> [Stored dataset items]:

=====

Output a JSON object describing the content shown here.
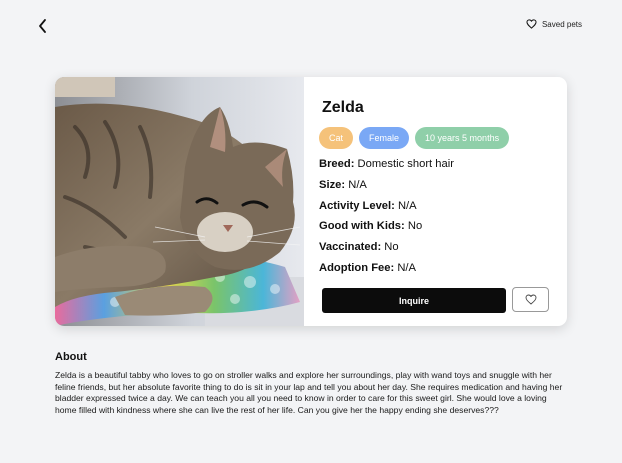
{
  "header": {
    "back_icon": "chevron-left-icon",
    "saved_label": "Saved pets",
    "saved_icon": "heart-outline-icon"
  },
  "pet": {
    "name": "Zelda",
    "photo": "tabby-cat-photo",
    "tags": {
      "species": "Cat",
      "sex": "Female",
      "age": "10 years 5 months"
    },
    "tag_colors": {
      "species": "#f5c27a",
      "sex": "#7aa8f5",
      "age": "#8fcfa9"
    },
    "facts": {
      "breed_label": "Breed:",
      "breed": "Domestic short hair",
      "size_label": "Size:",
      "size": "N/A",
      "activity_label": "Activity Level:",
      "activity": "N/A",
      "kids_label": "Good with Kids:",
      "kids": "No",
      "vaccinated_label": "Vaccinated:",
      "vaccinated": "No",
      "fee_label": "Adoption Fee:",
      "fee": "N/A"
    },
    "actions": {
      "inquire_label": "Inquire",
      "favorite_icon": "heart-outline-icon"
    }
  },
  "about": {
    "title": "About",
    "text": "Zelda is a beautiful tabby who loves to go on stroller walks and explore her surroundings, play with wand toys and snuggle with her feline friends, but her absolute favorite thing to do is sit in your lap and tell you about her day. She requires medication and having her bladder expressed twice a day. We can teach you all you need to know in order to care for this sweet girl. She would love a loving home filled with kindness where she can live the rest of her life. Can you give her the happy ending she deserves???"
  }
}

=====

> [Problem statement]:
In your copy of the records, include no pictures; repeat everything else exactly.

> [Reply to the exercise]:
Output a JSON object describing the content shown here.
{
  "header": {
    "back_icon": "chevron-left-icon",
    "saved_label": "Saved pets",
    "saved_icon": "heart-outline-icon"
  },
  "pet": {
    "name": "Zelda",
    "photo": "tabby-cat-photo",
    "tags": {
      "species": "Cat",
      "sex": "Female",
      "age": "10 years 5 months"
    },
    "tag_colors": {
      "species": "#f5c27a",
      "sex": "#7aa8f5",
      "age": "#8fcfa9"
    },
    "facts": {
      "breed_label": "Breed:",
      "breed": "Domestic short hair",
      "size_label": "Size:",
      "size": "N/A",
      "activity_label": "Activity Level:",
      "activity": "N/A",
      "kids_label": "Good with Kids:",
      "kids": "No",
      "vaccinated_label": "Vaccinated:",
      "vaccinated": "No",
      "fee_label": "Adoption Fee:",
      "fee": "N/A"
    },
    "actions": {
      "inquire_label": "Inquire",
      "favorite_icon": "heart-outline-icon"
    }
  },
  "about": {
    "title": "About",
    "text": "Zelda is a beautiful tabby who loves to go on stroller walks and explore her surroundings, play with wand toys and snuggle with her feline friends, but her absolute favorite thing to do is sit in your lap and tell you about her day. She requires medication and having her bladder expressed twice a day. We can teach you all you need to know in order to care for this sweet girl. She would love a loving home filled with kindness where she can live the rest of her life. Can you give her the happy ending she deserves???"
  }
}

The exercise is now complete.